Repeat the whole listing below, word for word.

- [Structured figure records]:
____________
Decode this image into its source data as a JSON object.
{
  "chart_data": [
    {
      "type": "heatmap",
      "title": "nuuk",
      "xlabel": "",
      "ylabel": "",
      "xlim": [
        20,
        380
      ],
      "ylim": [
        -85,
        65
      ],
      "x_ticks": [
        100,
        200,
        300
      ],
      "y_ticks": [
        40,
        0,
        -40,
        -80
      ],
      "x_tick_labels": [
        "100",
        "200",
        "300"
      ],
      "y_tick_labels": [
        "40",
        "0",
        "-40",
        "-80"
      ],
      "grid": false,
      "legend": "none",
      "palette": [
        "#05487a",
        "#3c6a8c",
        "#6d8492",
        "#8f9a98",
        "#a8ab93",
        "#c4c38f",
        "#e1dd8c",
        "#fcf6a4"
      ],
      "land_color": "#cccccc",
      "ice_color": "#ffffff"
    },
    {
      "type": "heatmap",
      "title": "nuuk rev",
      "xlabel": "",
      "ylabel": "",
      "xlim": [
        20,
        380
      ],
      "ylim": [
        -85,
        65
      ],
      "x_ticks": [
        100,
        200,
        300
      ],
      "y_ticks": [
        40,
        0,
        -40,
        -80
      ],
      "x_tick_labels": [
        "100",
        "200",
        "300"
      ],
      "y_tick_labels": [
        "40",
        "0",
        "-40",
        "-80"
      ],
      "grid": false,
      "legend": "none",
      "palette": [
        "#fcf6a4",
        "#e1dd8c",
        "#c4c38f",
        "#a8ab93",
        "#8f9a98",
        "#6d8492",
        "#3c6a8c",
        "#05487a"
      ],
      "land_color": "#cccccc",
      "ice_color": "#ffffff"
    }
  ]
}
____________
- [Answer to this task]:
Decode this image into its source data as a JSON object.
{
  "chart_data": [
    {
      "type": "heatmap",
      "title": "nuuk",
      "xlabel": "",
      "ylabel": "",
      "xlim": [
        20,
        380
      ],
      "ylim": [
        -85,
        65
      ],
      "x_ticks": [
        100,
        200,
        300
      ],
      "y_ticks": [
        40,
        0,
        -40,
        -80
      ],
      "x_tick_labels": [
        "100",
        "200",
        "300"
      ],
      "y_tick_labels": [
        "40",
        "0",
        "-40",
        "-80"
      ],
      "grid": false,
      "legend": "none",
      "palette": [
        "#05487a",
        "#3c6a8c",
        "#6d8492",
        "#8f9a98",
        "#a8ab93",
        "#c4c38f",
        "#e1dd8c",
        "#fcf6a4"
      ],
      "land_color": "#cccccc",
      "ice_color": "#ffffff"
    },
    {
      "type": "heatmap",
      "title": "nuuk rev",
      "xlabel": "",
      "ylabel": "",
      "xlim": [
        20,
        380
      ],
      "ylim": [
        -85,
        65
      ],
      "x_ticks": [
        100,
        200,
        300
      ],
      "y_ticks": [
        40,
        0,
        -40,
        -80
      ],
      "x_tick_labels": [
        "100",
        "200",
        "300"
      ],
      "y_tick_labels": [
        "40",
        "0",
        "-40",
        "-80"
      ],
      "grid": false,
      "legend": "none",
      "palette": [
        "#fcf6a4",
        "#e1dd8c",
        "#c4c38f",
        "#a8ab93",
        "#8f9a98",
        "#6d8492",
        "#3c6a8c",
        "#05487a"
      ],
      "land_color": "#cccccc",
      "ice_color": "#ffffff"
    }
  ]
}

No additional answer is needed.